> _INSTRUCTIONS TO FOLLOW_
Go through the listing below and list every line with "TradingView".

Recorded data:
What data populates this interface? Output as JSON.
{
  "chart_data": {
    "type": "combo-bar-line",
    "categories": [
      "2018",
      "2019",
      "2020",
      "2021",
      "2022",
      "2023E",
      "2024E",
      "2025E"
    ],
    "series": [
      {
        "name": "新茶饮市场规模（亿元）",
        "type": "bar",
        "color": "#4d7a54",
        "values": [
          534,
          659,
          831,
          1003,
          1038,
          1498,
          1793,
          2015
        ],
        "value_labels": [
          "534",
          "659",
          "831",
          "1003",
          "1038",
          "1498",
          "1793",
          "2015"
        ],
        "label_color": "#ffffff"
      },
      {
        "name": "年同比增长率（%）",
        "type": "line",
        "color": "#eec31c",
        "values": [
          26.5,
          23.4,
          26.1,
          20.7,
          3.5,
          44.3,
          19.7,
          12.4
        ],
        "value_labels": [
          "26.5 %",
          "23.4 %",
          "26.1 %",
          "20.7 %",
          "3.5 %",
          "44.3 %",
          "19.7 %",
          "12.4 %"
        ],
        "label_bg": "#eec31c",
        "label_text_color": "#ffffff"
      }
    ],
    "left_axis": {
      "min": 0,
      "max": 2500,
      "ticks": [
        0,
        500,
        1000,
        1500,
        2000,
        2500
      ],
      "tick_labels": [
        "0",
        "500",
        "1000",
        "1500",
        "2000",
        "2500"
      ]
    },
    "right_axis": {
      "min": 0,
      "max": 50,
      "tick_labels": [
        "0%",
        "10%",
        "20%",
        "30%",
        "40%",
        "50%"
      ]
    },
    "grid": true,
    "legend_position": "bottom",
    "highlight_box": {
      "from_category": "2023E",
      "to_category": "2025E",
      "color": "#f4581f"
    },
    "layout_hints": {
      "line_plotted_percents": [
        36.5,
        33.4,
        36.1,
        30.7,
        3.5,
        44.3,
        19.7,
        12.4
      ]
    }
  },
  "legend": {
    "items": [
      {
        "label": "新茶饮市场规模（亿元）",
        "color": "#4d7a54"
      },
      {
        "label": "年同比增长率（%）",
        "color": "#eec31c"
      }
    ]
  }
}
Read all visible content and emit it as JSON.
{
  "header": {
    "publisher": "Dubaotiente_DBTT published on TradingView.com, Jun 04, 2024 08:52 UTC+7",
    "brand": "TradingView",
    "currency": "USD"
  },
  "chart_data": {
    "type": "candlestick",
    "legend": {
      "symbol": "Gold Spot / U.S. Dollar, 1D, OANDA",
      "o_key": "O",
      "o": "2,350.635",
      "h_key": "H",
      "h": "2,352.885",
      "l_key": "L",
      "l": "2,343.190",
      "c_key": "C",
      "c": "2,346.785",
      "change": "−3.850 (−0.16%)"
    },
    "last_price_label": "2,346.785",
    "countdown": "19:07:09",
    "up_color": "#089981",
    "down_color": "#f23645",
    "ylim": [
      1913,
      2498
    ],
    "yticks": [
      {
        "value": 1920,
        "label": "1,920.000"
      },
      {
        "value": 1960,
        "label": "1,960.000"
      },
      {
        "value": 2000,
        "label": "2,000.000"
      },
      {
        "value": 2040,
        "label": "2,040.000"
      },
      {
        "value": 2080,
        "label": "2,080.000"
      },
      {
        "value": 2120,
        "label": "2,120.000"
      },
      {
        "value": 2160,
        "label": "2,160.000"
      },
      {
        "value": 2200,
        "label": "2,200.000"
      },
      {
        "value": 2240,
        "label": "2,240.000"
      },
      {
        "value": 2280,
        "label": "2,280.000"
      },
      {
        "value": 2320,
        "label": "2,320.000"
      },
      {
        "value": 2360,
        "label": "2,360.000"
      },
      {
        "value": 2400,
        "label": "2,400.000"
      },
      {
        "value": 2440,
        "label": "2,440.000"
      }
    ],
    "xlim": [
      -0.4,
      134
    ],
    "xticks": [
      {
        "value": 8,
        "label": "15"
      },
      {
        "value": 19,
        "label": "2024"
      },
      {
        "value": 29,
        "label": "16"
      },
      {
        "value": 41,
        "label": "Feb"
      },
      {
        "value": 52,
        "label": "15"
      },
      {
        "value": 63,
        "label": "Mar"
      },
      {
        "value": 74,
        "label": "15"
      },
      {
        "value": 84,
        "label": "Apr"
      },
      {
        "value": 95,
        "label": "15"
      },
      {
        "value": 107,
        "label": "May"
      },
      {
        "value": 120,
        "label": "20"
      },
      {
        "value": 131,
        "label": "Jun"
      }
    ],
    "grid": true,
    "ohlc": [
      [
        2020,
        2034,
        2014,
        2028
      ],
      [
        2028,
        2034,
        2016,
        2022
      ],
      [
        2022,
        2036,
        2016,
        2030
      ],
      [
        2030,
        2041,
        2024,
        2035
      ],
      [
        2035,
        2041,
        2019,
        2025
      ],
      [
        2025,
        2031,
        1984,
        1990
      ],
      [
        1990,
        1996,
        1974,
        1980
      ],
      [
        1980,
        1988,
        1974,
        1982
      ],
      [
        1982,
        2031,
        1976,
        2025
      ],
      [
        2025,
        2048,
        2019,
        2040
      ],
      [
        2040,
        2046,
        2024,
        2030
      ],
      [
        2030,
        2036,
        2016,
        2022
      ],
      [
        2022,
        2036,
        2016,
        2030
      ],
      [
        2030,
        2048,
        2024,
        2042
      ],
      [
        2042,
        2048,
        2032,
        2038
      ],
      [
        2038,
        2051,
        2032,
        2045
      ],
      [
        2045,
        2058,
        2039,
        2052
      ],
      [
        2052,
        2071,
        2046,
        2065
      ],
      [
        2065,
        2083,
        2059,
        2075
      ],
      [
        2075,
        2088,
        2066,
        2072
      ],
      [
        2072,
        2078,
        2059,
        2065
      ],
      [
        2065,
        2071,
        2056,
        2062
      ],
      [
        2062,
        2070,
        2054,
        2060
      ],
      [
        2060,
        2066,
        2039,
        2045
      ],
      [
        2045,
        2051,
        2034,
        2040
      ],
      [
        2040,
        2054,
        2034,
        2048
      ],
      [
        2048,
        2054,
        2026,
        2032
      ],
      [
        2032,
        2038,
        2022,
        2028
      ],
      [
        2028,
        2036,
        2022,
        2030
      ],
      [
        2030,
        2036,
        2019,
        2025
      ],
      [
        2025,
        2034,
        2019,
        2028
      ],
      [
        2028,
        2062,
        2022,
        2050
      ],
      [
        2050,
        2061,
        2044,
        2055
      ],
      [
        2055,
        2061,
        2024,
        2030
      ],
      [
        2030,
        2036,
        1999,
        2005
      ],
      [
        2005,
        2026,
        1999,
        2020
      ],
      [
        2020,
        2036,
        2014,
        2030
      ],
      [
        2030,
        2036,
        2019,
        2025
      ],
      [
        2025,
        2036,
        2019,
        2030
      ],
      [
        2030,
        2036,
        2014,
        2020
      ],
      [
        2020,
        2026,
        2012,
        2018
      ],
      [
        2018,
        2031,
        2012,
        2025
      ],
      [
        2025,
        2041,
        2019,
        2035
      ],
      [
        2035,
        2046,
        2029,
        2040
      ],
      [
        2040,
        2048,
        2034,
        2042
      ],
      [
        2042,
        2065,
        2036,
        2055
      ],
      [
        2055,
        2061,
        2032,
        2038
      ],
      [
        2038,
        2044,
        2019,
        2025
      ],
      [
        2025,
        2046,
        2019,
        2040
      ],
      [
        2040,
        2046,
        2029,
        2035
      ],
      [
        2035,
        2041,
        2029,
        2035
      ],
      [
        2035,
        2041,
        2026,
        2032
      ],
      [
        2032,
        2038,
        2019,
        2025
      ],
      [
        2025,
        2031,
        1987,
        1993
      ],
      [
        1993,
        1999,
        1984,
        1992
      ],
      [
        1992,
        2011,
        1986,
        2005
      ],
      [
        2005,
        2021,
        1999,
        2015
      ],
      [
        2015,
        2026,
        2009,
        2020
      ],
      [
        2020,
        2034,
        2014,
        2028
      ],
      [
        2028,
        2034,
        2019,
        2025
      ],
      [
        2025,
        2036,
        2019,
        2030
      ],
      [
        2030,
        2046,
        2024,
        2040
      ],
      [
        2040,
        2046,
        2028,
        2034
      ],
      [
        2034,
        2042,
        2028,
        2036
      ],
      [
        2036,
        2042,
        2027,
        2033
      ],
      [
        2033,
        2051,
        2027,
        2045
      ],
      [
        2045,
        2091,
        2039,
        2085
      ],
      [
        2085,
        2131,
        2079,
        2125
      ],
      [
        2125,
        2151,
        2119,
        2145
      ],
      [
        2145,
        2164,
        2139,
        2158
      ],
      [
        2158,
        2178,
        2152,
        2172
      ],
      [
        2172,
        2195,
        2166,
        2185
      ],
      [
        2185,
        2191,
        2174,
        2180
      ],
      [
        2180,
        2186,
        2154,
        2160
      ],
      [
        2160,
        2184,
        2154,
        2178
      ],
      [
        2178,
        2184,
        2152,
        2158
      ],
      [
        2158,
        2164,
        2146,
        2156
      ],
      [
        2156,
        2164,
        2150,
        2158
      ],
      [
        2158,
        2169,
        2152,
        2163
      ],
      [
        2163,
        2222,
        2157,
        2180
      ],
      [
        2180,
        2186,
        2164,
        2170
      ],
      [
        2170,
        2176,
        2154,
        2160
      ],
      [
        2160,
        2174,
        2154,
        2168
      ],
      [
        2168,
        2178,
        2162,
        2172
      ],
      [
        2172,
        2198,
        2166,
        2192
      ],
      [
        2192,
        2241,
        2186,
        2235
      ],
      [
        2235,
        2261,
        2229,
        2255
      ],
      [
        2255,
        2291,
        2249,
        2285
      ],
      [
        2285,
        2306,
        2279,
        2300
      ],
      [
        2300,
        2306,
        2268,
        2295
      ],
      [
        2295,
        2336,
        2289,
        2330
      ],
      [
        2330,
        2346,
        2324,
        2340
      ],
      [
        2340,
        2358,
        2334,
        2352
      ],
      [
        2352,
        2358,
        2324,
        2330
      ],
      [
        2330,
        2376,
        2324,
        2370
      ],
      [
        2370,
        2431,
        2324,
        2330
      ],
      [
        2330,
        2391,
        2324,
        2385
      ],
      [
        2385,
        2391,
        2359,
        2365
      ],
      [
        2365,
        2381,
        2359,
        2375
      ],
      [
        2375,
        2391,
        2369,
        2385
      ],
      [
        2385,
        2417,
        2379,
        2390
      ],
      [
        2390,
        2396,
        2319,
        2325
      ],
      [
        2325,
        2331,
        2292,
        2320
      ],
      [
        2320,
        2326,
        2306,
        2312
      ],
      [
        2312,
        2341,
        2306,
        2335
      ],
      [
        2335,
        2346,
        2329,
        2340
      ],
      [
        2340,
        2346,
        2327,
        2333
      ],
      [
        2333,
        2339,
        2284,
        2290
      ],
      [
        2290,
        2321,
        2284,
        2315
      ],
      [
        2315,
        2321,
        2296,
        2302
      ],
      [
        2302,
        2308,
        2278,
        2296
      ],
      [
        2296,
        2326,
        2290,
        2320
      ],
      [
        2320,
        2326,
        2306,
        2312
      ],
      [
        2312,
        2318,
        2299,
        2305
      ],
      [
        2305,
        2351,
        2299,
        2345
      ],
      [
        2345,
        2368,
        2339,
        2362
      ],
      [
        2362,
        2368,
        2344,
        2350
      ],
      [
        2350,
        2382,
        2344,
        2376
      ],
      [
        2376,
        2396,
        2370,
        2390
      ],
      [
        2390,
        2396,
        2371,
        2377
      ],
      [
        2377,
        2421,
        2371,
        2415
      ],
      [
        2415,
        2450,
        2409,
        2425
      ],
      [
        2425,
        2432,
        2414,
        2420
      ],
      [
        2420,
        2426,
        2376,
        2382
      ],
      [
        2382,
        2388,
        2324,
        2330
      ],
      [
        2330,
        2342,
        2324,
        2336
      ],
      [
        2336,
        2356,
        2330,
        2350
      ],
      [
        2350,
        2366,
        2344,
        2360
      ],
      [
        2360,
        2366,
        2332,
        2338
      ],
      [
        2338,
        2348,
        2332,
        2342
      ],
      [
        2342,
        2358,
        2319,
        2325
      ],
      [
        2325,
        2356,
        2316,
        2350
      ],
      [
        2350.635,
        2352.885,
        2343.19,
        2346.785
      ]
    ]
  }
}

> _COMPLETED TASK_
    "publisher": "Dubaotiente_DBTT published on TradingView.com, Jun 04, 2024 08:52 UTC+7",
    "brand": "TradingView",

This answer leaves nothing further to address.